As for the Polo, the current five model line-up remains as is with outputs of 70kW/175Nm from the 1.0 TSI for the unbadged base model and Life, and 85kW/200Nm for the R-Line and Life fitted with the seven-speed DSG.

Although more powerful in Europe where it makes 152kW/320Nm due to emissions regulations, the 2.0 TSI in the Polo GTI makes an unchanged 147kW/320Nm Volkswagen claims is anything but lacking in comparison to the example sold on the Old Continent.

The drive

The wet and windy weather that prevailed throughout the two days didn’t impact much on the Polos and while the trip from Kariega to Port Alfred didn’t change our thoughts on the standard Polo Life driven last year, a swap to the Vivo was more significant.

Opting for the black pack, priced at an additional R8 900 on the 1.6 Comfortline and Highline, brings not only black accents, but also a sport suspension that drops the ride height by 15 mm.

Facelift Polo Vivo GT driven
Polo GT benefitted from a small mid-life revision in February this year.

On the less than well surfaced routes around Grahamstown and Alexandria, the Vivo’s ride teetered on the harsh side and without the same supple damping and comfort as the Polo Life initially driven.  

While likely to have the opposite effect without, the rest is typical Polo with impressive (for the segment) built quality and a neat overall design that has aged well.

Facelift Polo Vivo GT driven
GT rides as standard on 17-inch Mirabeau alloy wheels.

Unsurprisingly, the hillier sections required rowing of the manual ‘box to keep momentum going, though, anything but a chore as the setup is slick with a precise feel through the five ratios.

On the other side of the coin, the Polo Sedan is opulent on the space front and as a result of its country of origin, smooth sailing with a ride that absorbs bumps with laudable acclaim.

Facelift Polo Vivo GT driven
Interior has switched from blue to red accents.

In fact, bar the interior colour, the biggest downturn is the erratic shifting of the Tiptronic ‘box, which can be negated using either the gear lever or paddle shifters.

Unsurprisingly, the Polo Vivo GT was the main attraction as it exhibited a feel akin to that of the original Golf GTI.

Facelift Polo Vivo GT driven
GT means 81kW/200Nm from the 1.0 TSI engine.

**Collected data:**
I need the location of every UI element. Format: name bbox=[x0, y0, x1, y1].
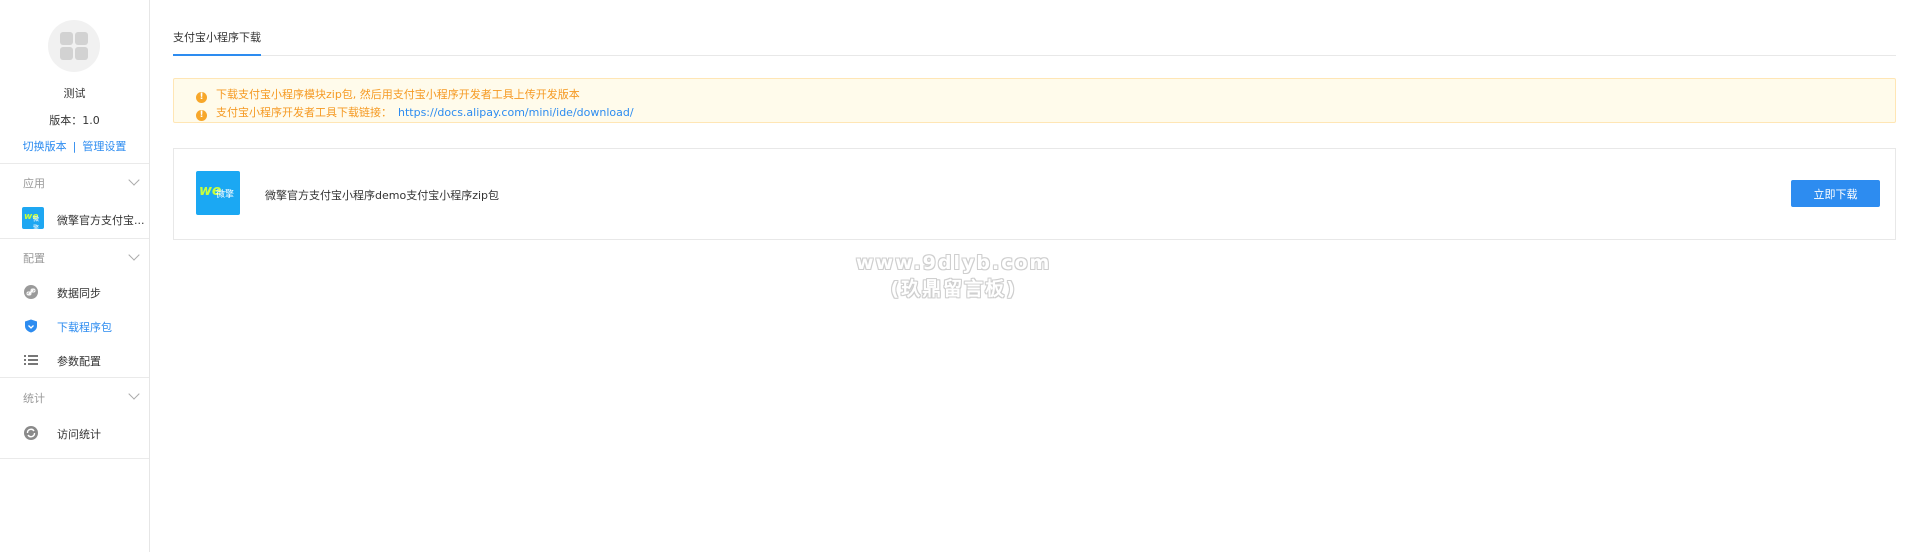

**Written problem:** Print the part of the Volkswagen Polo review starting with "On the less" and going on through "has aged well.", copying it word for word.

**Response:**
On the less than well surfaced routes around Grahamstown and Alexandria, the Vivo’s ride teetered on the harsh side and without the same supple damping and comfort as the Polo Life initially driven.  

While likely to have the opposite effect without, the rest is typical Polo with impressive (for the segment) built quality and a neat overall design that has aged well.